Given exercise:
Repeat the material below word for word and leave out all pictures.

--------------------

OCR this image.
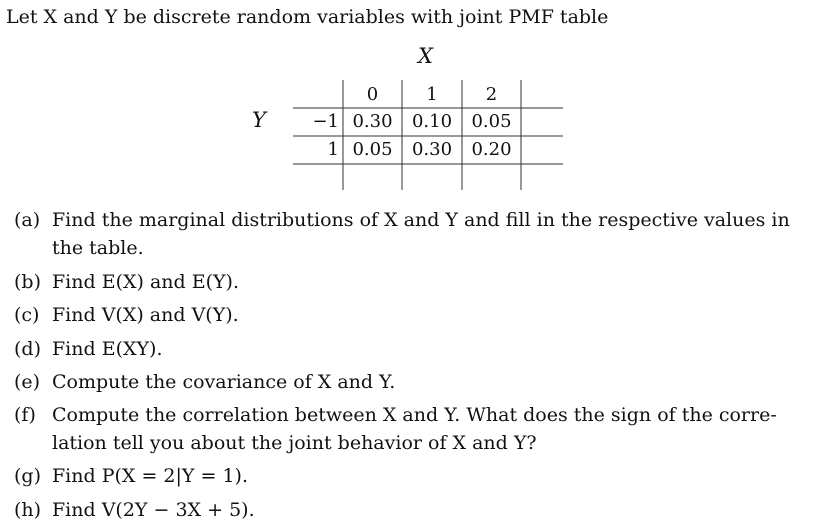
Let X and Y be discrete random variables with joint PMF table
X
Y
0	1	2
−1 0.30	0.10	0.05
1 0.05	0.30	0.20
(a) Find the marginal distributions of X and Y and fill in the respective values in
the table.
(b) Find E(X) and E(Y).
(c) Find V(X) and V(Y).
(d) Find E(XY).
(e) Compute the covariance of X and Y.
(f) Compute the correlation between X and Y. What does the sign of the corre-
lation tell you about the joint behavior of X and Y?
(g) Find P(X = 2|Y = 1).
(h) Find V(2Y − 3X + 5).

--------------------

Completed task:
OCR this image.
Let X and Y be discrete random variables with joint PMF table
X
Y
0	1	2
−1 0.30	0.10	0.05
1 0.05	0.30	0.20
(a) Find the marginal distributions of X and Y and fill in the respective values in
the table.
(b) Find E(X) and E(Y).
(c) Find V(X) and V(Y).
(d) Find E(XY).
(e) Compute the covariance of X and Y.
(f) Compute the correlation between X and Y. What does the sign of the corre-
lation tell you about the joint behavior of X and Y?
(g) Find P(X = 2|Y = 1).
(h) Find V(2Y − 3X + 5).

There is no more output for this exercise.